***** DATASET RECORDS *****

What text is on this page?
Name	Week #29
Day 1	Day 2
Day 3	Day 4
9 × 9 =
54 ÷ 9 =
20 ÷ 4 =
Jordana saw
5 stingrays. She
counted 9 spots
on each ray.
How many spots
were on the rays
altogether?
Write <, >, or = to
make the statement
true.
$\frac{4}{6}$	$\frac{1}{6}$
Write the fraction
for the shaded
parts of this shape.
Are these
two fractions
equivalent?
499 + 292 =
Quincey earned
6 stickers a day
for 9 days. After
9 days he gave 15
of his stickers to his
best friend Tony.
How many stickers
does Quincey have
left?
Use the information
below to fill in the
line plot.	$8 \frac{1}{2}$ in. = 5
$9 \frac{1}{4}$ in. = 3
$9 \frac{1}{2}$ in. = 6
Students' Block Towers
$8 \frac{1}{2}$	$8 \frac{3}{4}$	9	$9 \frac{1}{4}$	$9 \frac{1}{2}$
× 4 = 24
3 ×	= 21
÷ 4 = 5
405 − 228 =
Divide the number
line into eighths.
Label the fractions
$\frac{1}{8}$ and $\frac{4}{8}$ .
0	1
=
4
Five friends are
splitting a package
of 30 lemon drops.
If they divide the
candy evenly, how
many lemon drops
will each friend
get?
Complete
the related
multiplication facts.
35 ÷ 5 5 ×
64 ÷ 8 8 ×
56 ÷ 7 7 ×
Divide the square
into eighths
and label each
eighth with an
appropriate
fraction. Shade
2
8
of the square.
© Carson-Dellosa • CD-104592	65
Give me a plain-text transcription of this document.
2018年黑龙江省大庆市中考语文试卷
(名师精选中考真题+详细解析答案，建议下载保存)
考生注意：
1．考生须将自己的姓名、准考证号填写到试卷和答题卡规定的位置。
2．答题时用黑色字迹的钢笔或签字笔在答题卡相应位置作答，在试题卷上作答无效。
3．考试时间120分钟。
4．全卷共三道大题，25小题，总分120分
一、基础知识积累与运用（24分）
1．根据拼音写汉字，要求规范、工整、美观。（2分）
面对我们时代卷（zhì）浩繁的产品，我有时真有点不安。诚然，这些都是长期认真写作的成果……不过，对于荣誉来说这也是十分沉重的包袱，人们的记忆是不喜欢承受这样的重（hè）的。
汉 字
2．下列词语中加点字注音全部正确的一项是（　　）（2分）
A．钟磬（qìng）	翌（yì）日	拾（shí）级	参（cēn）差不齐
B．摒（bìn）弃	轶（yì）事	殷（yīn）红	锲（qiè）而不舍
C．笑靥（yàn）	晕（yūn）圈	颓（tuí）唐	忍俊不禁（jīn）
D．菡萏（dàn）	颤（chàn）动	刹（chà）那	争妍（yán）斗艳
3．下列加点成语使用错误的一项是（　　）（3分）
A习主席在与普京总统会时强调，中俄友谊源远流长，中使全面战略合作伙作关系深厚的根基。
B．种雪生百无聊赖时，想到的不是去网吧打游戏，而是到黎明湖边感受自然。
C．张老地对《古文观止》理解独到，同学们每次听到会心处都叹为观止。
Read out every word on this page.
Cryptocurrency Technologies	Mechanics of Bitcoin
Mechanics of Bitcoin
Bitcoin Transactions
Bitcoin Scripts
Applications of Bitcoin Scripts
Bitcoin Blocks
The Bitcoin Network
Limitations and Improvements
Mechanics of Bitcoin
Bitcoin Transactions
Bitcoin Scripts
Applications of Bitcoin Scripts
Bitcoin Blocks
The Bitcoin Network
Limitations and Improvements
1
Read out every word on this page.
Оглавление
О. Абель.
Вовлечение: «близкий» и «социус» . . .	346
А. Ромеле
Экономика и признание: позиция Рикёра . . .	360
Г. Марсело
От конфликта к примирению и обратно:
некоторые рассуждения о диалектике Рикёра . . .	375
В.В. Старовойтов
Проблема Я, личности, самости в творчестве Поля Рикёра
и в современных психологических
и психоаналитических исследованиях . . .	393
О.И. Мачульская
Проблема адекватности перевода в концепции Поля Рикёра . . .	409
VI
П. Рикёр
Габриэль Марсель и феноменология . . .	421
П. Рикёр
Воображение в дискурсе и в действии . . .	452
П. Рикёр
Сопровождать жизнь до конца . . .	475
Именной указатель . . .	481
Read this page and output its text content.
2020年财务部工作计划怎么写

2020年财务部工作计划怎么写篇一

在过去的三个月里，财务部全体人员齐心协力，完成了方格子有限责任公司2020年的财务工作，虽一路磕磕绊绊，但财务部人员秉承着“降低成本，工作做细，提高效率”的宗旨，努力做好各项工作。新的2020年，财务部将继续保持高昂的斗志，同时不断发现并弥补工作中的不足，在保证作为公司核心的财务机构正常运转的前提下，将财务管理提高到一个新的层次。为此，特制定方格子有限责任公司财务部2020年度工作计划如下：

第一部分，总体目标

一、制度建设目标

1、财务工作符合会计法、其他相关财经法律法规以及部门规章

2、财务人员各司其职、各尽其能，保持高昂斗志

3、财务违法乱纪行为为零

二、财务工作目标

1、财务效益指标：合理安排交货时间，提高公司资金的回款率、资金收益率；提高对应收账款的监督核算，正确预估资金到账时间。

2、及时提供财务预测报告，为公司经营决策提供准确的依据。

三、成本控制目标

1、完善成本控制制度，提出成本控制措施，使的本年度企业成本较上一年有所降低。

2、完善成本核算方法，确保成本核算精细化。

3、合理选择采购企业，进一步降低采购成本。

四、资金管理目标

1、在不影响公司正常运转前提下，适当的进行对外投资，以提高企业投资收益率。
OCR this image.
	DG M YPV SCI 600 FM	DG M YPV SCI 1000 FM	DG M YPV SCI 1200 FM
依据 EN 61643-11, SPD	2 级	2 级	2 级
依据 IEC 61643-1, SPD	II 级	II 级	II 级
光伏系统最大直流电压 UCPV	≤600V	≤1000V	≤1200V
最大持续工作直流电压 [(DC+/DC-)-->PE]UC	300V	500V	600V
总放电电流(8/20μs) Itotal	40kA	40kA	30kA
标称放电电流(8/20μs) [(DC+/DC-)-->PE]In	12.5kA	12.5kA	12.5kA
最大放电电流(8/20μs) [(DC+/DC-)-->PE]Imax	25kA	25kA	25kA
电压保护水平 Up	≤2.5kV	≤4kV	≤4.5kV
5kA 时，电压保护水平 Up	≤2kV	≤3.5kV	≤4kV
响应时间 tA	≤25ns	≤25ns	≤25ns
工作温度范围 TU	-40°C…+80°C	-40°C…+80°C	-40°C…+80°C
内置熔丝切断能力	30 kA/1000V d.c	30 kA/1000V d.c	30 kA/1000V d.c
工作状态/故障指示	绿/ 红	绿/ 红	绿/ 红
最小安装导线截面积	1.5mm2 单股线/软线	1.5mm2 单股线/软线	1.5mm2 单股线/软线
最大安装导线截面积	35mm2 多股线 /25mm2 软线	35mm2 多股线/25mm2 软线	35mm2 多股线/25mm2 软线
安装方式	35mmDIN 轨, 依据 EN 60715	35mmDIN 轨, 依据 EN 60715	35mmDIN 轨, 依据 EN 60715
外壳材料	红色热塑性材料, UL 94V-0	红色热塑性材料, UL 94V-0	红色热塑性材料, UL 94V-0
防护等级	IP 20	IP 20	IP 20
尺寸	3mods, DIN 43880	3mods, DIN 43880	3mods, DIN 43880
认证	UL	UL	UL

*****

▶ [WHAT YOU ARE ASKED TO DO]
Show the data once more, exactly as it was written.

▶ [RESPONSE]
What text is on this page?
Name	Week #29
Day 1	Day 2
Day 3	Day 4
9 × 9 =
54 ÷ 9 =
20 ÷ 4 =
Jordana saw
5 stingrays. She
counted 9 spots
on each ray.
How many spots
were on the rays
altogether?
Write <, >, or = to
make the statement
true.
$\frac{4}{6}$	$\frac{1}{6}$
Write the fraction
for the shaded
parts of this shape.
Are these
two fractions
equivalent?
499 + 292 =
Quincey earned
6 stickers a day
for 9 days. After
9 days he gave 15
of his stickers to his
best friend Tony.
How many stickers
does Quincey have
left?
Use the information
below to fill in the
line plot.	$8 \frac{1}{2}$ in. = 5
$9 \frac{1}{4}$ in. = 3
$9 \frac{1}{2}$ in. = 6
Students' Block Towers
$8 \frac{1}{2}$	$8 \frac{3}{4}$	9	$9 \frac{1}{4}$	$9 \frac{1}{2}$
× 4 = 24
3 ×	= 21
÷ 4 = 5
405 − 228 =
Divide the number
line into eighths.
Label the fractions
$\frac{1}{8}$ and $\frac{4}{8}$ .
0	1
=
4
Five friends are
splitting a package
of 30 lemon drops.
If they divide the
candy evenly, how
many lemon drops
will each friend
get?
Complete
the related
multiplication facts.
35 ÷ 5 5 ×
64 ÷ 8 8 ×
56 ÷ 7 7 ×
Divide the square
into eighths
and label each
eighth with an
appropriate
fraction. Shade
2
8
of the square.
© Carson-Dellosa • CD-104592	65
Give me a plain-text transcription of this document.
2018年黑龙江省大庆市中考语文试卷
(名师精选中考真题+详细解析答案，建议下载保存)
考生注意：
1．考生须将自己的姓名、准考证号填写到试卷和答题卡规定的位置。
2．答题时用黑色字迹的钢笔或签字笔在答题卡相应位置作答，在试题卷上作答无效。
3．考试时间120分钟。
4．全卷共三道大题，25小题，总分120分
一、基础知识积累与运用（24分）
1．根据拼音写汉字，要求规范、工整、美观。（2分）
面对我们时代卷（zhì）浩繁的产品，我有时真有点不安。诚然，这些都是长期认真写作的成果……不过，对于荣誉来说这也是十分沉重的包袱，人们的记忆是不喜欢承受这样的重（hè）的。
汉 字
2．下列词语中加点字注音全部正确的一项是（　　）（2分）
A．钟磬（qìng）	翌（yì）日	拾（shí）级	参（cēn）差不齐
B．摒（bìn）弃	轶（yì）事	殷（yīn）红	锲（qiè）而不舍
C．笑靥（yàn）	晕（yūn）圈	颓（tuí）唐	忍俊不禁（jīn）
D．菡萏（dàn）	颤（chàn）动	刹（chà）那	争妍（yán）斗艳
3．下列加点成语使用错误的一项是（　　）（3分）
A习主席在与普京总统会时强调，中俄友谊源远流长，中使全面战略合作伙作关系深厚的根基。
B．种雪生百无聊赖时，想到的不是去网吧打游戏，而是到黎明湖边感受自然。
C．张老地对《古文观止》理解独到，同学们每次听到会心处都叹为观止。
Read out every word on this page.
Cryptocurrency Technologies	Mechanics of Bitcoin
Mechanics of Bitcoin
Bitcoin Transactions
Bitcoin Scripts
Applications of Bitcoin Scripts
Bitcoin Blocks
The Bitcoin Network
Limitations and Improvements
Mechanics of Bitcoin
Bitcoin Transactions
Bitcoin Scripts
Applications of Bitcoin Scripts
Bitcoin Blocks
The Bitcoin Network
Limitations and Improvements
1
Read out every word on this page.
Оглавление
О. Абель.
Вовлечение: «близкий» и «социус» . . .	346
А. Ромеле
Экономика и признание: позиция Рикёра . . .	360
Г. Марсело
От конфликта к примирению и обратно:
некоторые рассуждения о диалектике Рикёра . . .	375
В.В. Старовойтов
Проблема Я, личности, самости в творчестве Поля Рикёра
и в современных психологических
и психоаналитических исследованиях . . .	393
О.И. Мачульская
Проблема адекватности перевода в концепции Поля Рикёра . . .	409
VI
П. Рикёр
Габриэль Марсель и феноменология . . .	421
П. Рикёр
Воображение в дискурсе и в действии . . .	452
П. Рикёр
Сопровождать жизнь до конца . . .	475
Именной указатель . . .	481
Read this page and output its text content.
2020年财务部工作计划怎么写

2020年财务部工作计划怎么写篇一

在过去的三个月里，财务部全体人员齐心协力，完成了方格子有限责任公司2020年的财务工作，虽一路磕磕绊绊，但财务部人员秉承着“降低成本，工作做细，提高效率”的宗旨，努力做好各项工作。新的2020年，财务部将继续保持高昂的斗志，同时不断发现并弥补工作中的不足，在保证作为公司核心的财务机构正常运转的前提下，将财务管理提高到一个新的层次。为此，特制定方格子有限责任公司财务部2020年度工作计划如下：

第一部分，总体目标

一、制度建设目标

1、财务工作符合会计法、其他相关财经法律法规以及部门规章

2、财务人员各司其职、各尽其能，保持高昂斗志

3、财务违法乱纪行为为零

二、财务工作目标

1、财务效益指标：合理安排交货时间，提高公司资金的回款率、资金收益率；提高对应收账款的监督核算，正确预估资金到账时间。

2、及时提供财务预测报告，为公司经营决策提供准确的依据。

三、成本控制目标

1、完善成本控制制度，提出成本控制措施，使的本年度企业成本较上一年有所降低。

2、完善成本核算方法，确保成本核算精细化。

3、合理选择采购企业，进一步降低采购成本。

四、资金管理目标

1、在不影响公司正常运转前提下，适当的进行对外投资，以提高企业投资收益率。
OCR this image.
	DG M YPV SCI 600 FM	DG M YPV SCI 1000 FM	DG M YPV SCI 1200 FM
依据 EN 61643-11, SPD	2 级	2 级	2 级
依据 IEC 61643-1, SPD	II 级	II 级	II 级
光伏系统最大直流电压 UCPV	≤600V	≤1000V	≤1200V
最大持续工作直流电压 [(DC+/DC-)-->PE]UC	300V	500V	600V
总放电电流(8/20μs) Itotal	40kA	40kA	30kA
标称放电电流(8/20μs) [(DC+/DC-)-->PE]In	12.5kA	12.5kA	12.5kA
最大放电电流(8/20μs) [(DC+/DC-)-->PE]Imax	25kA	25kA	25kA
电压保护水平 Up	≤2.5kV	≤4kV	≤4.5kV
5kA 时，电压保护水平 Up	≤2kV	≤3.5kV	≤4kV
响应时间 tA	≤25ns	≤25ns	≤25ns
工作温度范围 TU	-40°C…+80°C	-40°C…+80°C	-40°C…+80°C
内置熔丝切断能力	30 kA/1000V d.c	30 kA/1000V d.c	30 kA/1000V d.c
工作状态/故障指示	绿/ 红	绿/ 红	绿/ 红
最小安装导线截面积	1.5mm2 单股线/软线	1.5mm2 单股线/软线	1.5mm2 单股线/软线
最大安装导线截面积	35mm2 多股线 /25mm2 软线	35mm2 多股线/25mm2 软线	35mm2 多股线/25mm2 软线
安装方式	35mmDIN 轨, 依据 EN 60715	35mmDIN 轨, 依据 EN 60715	35mmDIN 轨, 依据 EN 60715
外壳材料	红色热塑性材料, UL 94V-0	红色热塑性材料, UL 94V-0	红色热塑性材料, UL 94V-0
防护等级	IP 20	IP 20	IP 20
尺寸	3mods, DIN 43880	3mods, DIN 43880	3mods, DIN 43880
认证	UL	UL	UL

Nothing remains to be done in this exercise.